The problem –
Each record that follows must be given again without alteration.
--
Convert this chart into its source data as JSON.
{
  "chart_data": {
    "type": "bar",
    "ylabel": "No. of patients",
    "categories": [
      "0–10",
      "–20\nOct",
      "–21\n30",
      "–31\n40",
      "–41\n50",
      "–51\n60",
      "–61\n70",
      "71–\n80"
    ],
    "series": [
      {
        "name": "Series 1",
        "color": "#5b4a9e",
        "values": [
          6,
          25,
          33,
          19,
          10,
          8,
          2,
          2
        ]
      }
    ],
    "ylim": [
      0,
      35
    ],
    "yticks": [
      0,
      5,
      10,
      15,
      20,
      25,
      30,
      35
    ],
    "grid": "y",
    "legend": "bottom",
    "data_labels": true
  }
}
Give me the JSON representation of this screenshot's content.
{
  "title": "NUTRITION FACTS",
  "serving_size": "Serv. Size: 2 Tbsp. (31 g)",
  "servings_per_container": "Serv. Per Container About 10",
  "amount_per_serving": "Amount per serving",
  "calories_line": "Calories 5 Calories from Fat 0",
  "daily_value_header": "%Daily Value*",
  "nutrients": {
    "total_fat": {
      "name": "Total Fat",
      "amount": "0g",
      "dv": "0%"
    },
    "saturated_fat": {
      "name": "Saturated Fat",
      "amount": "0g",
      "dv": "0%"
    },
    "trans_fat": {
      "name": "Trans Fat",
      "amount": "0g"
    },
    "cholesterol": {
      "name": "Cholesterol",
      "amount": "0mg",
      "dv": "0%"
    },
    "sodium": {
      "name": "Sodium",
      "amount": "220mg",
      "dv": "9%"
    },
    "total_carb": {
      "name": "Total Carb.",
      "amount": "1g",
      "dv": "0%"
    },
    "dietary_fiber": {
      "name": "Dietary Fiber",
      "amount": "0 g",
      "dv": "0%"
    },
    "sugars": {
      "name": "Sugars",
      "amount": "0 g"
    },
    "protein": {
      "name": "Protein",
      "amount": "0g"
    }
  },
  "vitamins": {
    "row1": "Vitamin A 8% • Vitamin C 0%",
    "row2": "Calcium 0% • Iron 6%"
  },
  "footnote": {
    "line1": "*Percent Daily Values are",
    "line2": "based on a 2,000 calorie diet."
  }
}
--
Answer to this exercise –
Convert this chart into its source data as JSON.
{
  "chart_data": {
    "type": "bar",
    "ylabel": "No. of patients",
    "categories": [
      "0–10",
      "–20\nOct",
      "–21\n30",
      "–31\n40",
      "–41\n50",
      "–51\n60",
      "–61\n70",
      "71–\n80"
    ],
    "series": [
      {
        "name": "Series 1",
        "color": "#5b4a9e",
        "values": [
          6,
          25,
          33,
          19,
          10,
          8,
          2,
          2
        ]
      }
    ],
    "ylim": [
      0,
      35
    ],
    "yticks": [
      0,
      5,
      10,
      15,
      20,
      25,
      30,
      35
    ],
    "grid": "y",
    "legend": "bottom",
    "data_labels": true
  }
}
Give me the JSON representation of this screenshot's content.
{
  "title": "NUTRITION FACTS",
  "serving_size": "Serv. Size: 2 Tbsp. (31 g)",
  "servings_per_container": "Serv. Per Container About 10",
  "amount_per_serving": "Amount per serving",
  "calories_line": "Calories 5 Calories from Fat 0",
  "daily_value_header": "%Daily Value*",
  "nutrients": {
    "total_fat": {
      "name": "Total Fat",
      "amount": "0g",
      "dv": "0%"
    },
    "saturated_fat": {
      "name": "Saturated Fat",
      "amount": "0g",
      "dv": "0%"
    },
    "trans_fat": {
      "name": "Trans Fat",
      "amount": "0g"
    },
    "cholesterol": {
      "name": "Cholesterol",
      "amount": "0mg",
      "dv": "0%"
    },
    "sodium": {
      "name": "Sodium",
      "amount": "220mg",
      "dv": "9%"
    },
    "total_carb": {
      "name": "Total Carb.",
      "amount": "1g",
      "dv": "0%"
    },
    "dietary_fiber": {
      "name": "Dietary Fiber",
      "amount": "0 g",
      "dv": "0%"
    },
    "sugars": {
      "name": "Sugars",
      "amount": "0 g"
    },
    "protein": {
      "name": "Protein",
      "amount": "0g"
    }
  },
  "vitamins": {
    "row1": "Vitamin A 8% • Vitamin C 0%",
    "row2": "Calcium 0% • Iron 6%"
  },
  "footnote": {
    "line1": "*Percent Daily Values are",
    "line2": "based on a 2,000 calorie diet."
  }
}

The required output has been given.